▶ [WHAT IS BEING ASKED]
Write out each line beneath this one exactly as it reads.

▶ [LISTING]
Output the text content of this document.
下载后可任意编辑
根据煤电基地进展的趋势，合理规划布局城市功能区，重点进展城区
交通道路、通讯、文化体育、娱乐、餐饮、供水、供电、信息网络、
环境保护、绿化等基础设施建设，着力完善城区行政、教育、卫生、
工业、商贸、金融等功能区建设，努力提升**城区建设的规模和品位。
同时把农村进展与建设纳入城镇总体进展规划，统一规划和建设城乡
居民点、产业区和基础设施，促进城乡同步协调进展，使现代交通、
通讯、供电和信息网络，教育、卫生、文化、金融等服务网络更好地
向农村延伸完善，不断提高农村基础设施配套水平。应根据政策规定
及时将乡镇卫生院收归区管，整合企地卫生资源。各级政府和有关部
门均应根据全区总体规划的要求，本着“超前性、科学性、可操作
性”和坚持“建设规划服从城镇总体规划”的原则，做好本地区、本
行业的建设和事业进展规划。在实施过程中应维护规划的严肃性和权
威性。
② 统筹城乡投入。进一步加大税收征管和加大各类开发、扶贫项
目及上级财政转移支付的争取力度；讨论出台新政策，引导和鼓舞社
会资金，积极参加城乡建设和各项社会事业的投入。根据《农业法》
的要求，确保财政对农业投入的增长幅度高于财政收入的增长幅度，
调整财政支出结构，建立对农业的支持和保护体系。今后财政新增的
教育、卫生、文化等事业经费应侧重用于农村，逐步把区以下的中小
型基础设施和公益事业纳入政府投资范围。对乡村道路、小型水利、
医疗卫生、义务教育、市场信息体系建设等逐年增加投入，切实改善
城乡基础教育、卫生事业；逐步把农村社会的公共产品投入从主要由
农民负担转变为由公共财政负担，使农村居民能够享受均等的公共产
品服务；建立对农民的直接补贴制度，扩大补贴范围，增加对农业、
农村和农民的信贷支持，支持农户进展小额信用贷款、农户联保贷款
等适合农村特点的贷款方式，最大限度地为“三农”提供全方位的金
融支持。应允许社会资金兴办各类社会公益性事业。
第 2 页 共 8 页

▶ [ANSWER TO THE TASK]
Output the text content of this document.
下载后可任意编辑
根据煤电基地进展的趋势，合理规划布局城市功能区，重点进展城区
交通道路、通讯、文化体育、娱乐、餐饮、供水、供电、信息网络、
环境保护、绿化等基础设施建设，着力完善城区行政、教育、卫生、
工业、商贸、金融等功能区建设，努力提升**城区建设的规模和品位。
同时把农村进展与建设纳入城镇总体进展规划，统一规划和建设城乡
居民点、产业区和基础设施，促进城乡同步协调进展，使现代交通、
通讯、供电和信息网络，教育、卫生、文化、金融等服务网络更好地
向农村延伸完善，不断提高农村基础设施配套水平。应根据政策规定
及时将乡镇卫生院收归区管，整合企地卫生资源。各级政府和有关部
门均应根据全区总体规划的要求，本着“超前性、科学性、可操作
性”和坚持“建设规划服从城镇总体规划”的原则，做好本地区、本
行业的建设和事业进展规划。在实施过程中应维护规划的严肃性和权
威性。
② 统筹城乡投入。进一步加大税收征管和加大各类开发、扶贫项
目及上级财政转移支付的争取力度；讨论出台新政策，引导和鼓舞社
会资金，积极参加城乡建设和各项社会事业的投入。根据《农业法》
的要求，确保财政对农业投入的增长幅度高于财政收入的增长幅度，
调整财政支出结构，建立对农业的支持和保护体系。今后财政新增的
教育、卫生、文化等事业经费应侧重用于农村，逐步把区以下的中小
型基础设施和公益事业纳入政府投资范围。对乡村道路、小型水利、
医疗卫生、义务教育、市场信息体系建设等逐年增加投入，切实改善
城乡基础教育、卫生事业；逐步把农村社会的公共产品投入从主要由
农民负担转变为由公共财政负担，使农村居民能够享受均等的公共产
品服务；建立对农民的直接补贴制度，扩大补贴范围，增加对农业、
农村和农民的信贷支持，支持农户进展小额信用贷款、农户联保贷款
等适合农村特点的贷款方式，最大限度地为“三农”提供全方位的金
融支持。应允许社会资金兴办各类社会公益性事业。
第 2 页 共 8 页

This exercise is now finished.